Copy out every record below, word for word.

Data records

=====

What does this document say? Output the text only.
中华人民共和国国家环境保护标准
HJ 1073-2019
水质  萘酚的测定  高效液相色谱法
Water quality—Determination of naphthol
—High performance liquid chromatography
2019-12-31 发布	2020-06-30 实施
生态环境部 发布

=====

Output of the exercise
What does this document say? Output the text only.
中华人民共和国国家环境保护标准
HJ 1073-2019
水质  萘酚的测定  高效液相色谱法
Water quality—Determination of naphthol
—High performance liquid chromatography
2019-12-31 发布	2020-06-30 实施
生态环境部 发布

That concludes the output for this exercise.